**What the task requires**. What follows is a listing. Return every line of it exactly.

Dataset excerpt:

============

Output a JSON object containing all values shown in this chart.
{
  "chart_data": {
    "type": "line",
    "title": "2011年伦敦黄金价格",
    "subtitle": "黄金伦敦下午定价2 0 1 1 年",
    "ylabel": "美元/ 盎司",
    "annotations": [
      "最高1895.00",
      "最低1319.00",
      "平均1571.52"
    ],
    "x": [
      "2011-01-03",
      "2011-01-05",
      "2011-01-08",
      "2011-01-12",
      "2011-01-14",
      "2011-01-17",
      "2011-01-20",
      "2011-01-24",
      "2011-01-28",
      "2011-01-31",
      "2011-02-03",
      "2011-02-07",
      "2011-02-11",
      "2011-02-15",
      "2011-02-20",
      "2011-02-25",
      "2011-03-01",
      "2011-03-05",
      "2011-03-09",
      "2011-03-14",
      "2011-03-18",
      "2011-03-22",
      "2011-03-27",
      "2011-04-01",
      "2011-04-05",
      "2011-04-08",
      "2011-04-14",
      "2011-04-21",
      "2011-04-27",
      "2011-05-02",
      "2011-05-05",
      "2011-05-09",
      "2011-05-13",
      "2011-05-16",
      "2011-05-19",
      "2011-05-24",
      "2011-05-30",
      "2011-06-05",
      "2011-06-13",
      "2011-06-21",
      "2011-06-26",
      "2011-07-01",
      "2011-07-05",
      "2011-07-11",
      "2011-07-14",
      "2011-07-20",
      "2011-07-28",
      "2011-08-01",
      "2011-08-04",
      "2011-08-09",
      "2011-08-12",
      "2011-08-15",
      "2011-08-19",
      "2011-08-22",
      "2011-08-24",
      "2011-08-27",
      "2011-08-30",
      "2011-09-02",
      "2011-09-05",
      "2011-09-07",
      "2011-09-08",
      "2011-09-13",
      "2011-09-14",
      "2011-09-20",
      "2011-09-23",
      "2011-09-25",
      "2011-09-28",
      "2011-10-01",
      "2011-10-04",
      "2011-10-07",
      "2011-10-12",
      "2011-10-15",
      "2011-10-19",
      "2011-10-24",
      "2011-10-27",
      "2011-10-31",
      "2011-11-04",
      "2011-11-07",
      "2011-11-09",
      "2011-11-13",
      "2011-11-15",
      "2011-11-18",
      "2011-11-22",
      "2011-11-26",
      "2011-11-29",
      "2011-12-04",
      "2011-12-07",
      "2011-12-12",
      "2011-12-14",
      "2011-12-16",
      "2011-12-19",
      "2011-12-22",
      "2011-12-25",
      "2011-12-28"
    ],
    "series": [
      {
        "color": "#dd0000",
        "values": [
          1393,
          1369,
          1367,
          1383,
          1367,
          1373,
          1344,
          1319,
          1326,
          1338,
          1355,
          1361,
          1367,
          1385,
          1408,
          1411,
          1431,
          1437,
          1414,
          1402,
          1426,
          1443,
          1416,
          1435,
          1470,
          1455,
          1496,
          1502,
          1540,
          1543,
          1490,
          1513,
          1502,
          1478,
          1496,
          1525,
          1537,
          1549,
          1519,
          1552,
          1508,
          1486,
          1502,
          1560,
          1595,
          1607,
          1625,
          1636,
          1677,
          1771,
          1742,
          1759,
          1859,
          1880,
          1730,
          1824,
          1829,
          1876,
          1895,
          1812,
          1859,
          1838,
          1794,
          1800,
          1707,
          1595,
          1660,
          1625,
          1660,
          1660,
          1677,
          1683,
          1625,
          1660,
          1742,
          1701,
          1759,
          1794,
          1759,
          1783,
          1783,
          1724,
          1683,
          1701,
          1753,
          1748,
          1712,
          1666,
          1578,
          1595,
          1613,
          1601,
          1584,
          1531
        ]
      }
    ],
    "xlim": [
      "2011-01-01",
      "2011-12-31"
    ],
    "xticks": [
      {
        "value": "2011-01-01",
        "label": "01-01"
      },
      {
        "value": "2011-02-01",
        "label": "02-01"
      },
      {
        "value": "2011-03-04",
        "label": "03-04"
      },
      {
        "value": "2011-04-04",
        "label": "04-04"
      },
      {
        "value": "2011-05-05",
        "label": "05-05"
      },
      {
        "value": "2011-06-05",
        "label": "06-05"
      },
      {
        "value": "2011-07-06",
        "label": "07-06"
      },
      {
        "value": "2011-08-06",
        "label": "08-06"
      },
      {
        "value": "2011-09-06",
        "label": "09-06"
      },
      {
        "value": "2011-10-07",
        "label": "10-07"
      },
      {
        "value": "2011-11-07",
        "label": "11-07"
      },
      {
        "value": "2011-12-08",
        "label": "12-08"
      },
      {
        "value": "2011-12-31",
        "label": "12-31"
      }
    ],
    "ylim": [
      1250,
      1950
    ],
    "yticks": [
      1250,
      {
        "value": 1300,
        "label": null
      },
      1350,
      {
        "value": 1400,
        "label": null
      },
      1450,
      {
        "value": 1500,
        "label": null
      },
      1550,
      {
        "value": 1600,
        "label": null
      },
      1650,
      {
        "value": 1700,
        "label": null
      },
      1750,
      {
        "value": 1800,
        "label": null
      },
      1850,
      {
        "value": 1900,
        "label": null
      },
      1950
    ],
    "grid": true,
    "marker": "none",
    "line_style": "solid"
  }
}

============

**Answer in full**.
Output a JSON object containing all values shown in this chart.
{
  "chart_data": {
    "type": "line",
    "title": "2011年伦敦黄金价格",
    "subtitle": "黄金伦敦下午定价2 0 1 1 年",
    "ylabel": "美元/ 盎司",
    "annotations": [
      "最高1895.00",
      "最低1319.00",
      "平均1571.52"
    ],
    "x": [
      "2011-01-03",
      "2011-01-05",
      "2011-01-08",
      "2011-01-12",
      "2011-01-14",
      "2011-01-17",
      "2011-01-20",
      "2011-01-24",
      "2011-01-28",
      "2011-01-31",
      "2011-02-03",
      "2011-02-07",
      "2011-02-11",
      "2011-02-15",
      "2011-02-20",
      "2011-02-25",
      "2011-03-01",
      "2011-03-05",
      "2011-03-09",
      "2011-03-14",
      "2011-03-18",
      "2011-03-22",
      "2011-03-27",
      "2011-04-01",
      "2011-04-05",
      "2011-04-08",
      "2011-04-14",
      "2011-04-21",
      "2011-04-27",
      "2011-05-02",
      "2011-05-05",
      "2011-05-09",
      "2011-05-13",
      "2011-05-16",
      "2011-05-19",
      "2011-05-24",
      "2011-05-30",
      "2011-06-05",
      "2011-06-13",
      "2011-06-21",
      "2011-06-26",
      "2011-07-01",
      "2011-07-05",
      "2011-07-11",
      "2011-07-14",
      "2011-07-20",
      "2011-07-28",
      "2011-08-01",
      "2011-08-04",
      "2011-08-09",
      "2011-08-12",
      "2011-08-15",
      "2011-08-19",
      "2011-08-22",
      "2011-08-24",
      "2011-08-27",
      "2011-08-30",
      "2011-09-02",
      "2011-09-05",
      "2011-09-07",
      "2011-09-08",
      "2011-09-13",
      "2011-09-14",
      "2011-09-20",
      "2011-09-23",
      "2011-09-25",
      "2011-09-28",
      "2011-10-01",
      "2011-10-04",
      "2011-10-07",
      "2011-10-12",
      "2011-10-15",
      "2011-10-19",
      "2011-10-24",
      "2011-10-27",
      "2011-10-31",
      "2011-11-04",
      "2011-11-07",
      "2011-11-09",
      "2011-11-13",
      "2011-11-15",
      "2011-11-18",
      "2011-11-22",
      "2011-11-26",
      "2011-11-29",
      "2011-12-04",
      "2011-12-07",
      "2011-12-12",
      "2011-12-14",
      "2011-12-16",
      "2011-12-19",
      "2011-12-22",
      "2011-12-25",
      "2011-12-28"
    ],
    "series": [
      {
        "color": "#dd0000",
        "values": [
          1393,
          1369,
          1367,
          1383,
          1367,
          1373,
          1344,
          1319,
          1326,
          1338,
          1355,
          1361,
          1367,
          1385,
          1408,
          1411,
          1431,
          1437,
          1414,
          1402,
          1426,
          1443,
          1416,
          1435,
          1470,
          1455,
          1496,
          1502,
          1540,
          1543,
          1490,
          1513,
          1502,
          1478,
          1496,
          1525,
          1537,
          1549,
          1519,
          1552,
          1508,
          1486,
          1502,
          1560,
          1595,
          1607,
          1625,
          1636,
          1677,
          1771,
          1742,
          1759,
          1859,
          1880,
          1730,
          1824,
          1829,
          1876,
          1895,
          1812,
          1859,
          1838,
          1794,
          1800,
          1707,
          1595,
          1660,
          1625,
          1660,
          1660,
          1677,
          1683,
          1625,
          1660,
          1742,
          1701,
          1759,
          1794,
          1759,
          1783,
          1783,
          1724,
          1683,
          1701,
          1753,
          1748,
          1712,
          1666,
          1578,
          1595,
          1613,
          1601,
          1584,
          1531
        ]
      }
    ],
    "xlim": [
      "2011-01-01",
      "2011-12-31"
    ],
    "xticks": [
      {
        "value": "2011-01-01",
        "label": "01-01"
      },
      {
        "value": "2011-02-01",
        "label": "02-01"
      },
      {
        "value": "2011-03-04",
        "label": "03-04"
      },
      {
        "value": "2011-04-04",
        "label": "04-04"
      },
      {
        "value": "2011-05-05",
        "label": "05-05"
      },
      {
        "value": "2011-06-05",
        "label": "06-05"
      },
      {
        "value": "2011-07-06",
        "label": "07-06"
      },
      {
        "value": "2011-08-06",
        "label": "08-06"
      },
      {
        "value": "2011-09-06",
        "label": "09-06"
      },
      {
        "value": "2011-10-07",
        "label": "10-07"
      },
      {
        "value": "2011-11-07",
        "label": "11-07"
      },
      {
        "value": "2011-12-08",
        "label": "12-08"
      },
      {
        "value": "2011-12-31",
        "label": "12-31"
      }
    ],
    "ylim": [
      1250,
      1950
    ],
    "yticks": [
      1250,
      {
        "value": 1300,
        "label": null
      },
      1350,
      {
        "value": 1400,
        "label": null
      },
      1450,
      {
        "value": 1500,
        "label": null
      },
      1550,
      {
        "value": 1600,
        "label": null
      },
      1650,
      {
        "value": 1700,
        "label": null
      },
      1750,
      {
        "value": 1800,
        "label": null
      },
      1850,
      {
        "value": 1900,
        "label": null
      },
      1950
    ],
    "grid": true,
    "marker": "none",
    "line_style": "solid"
  }
}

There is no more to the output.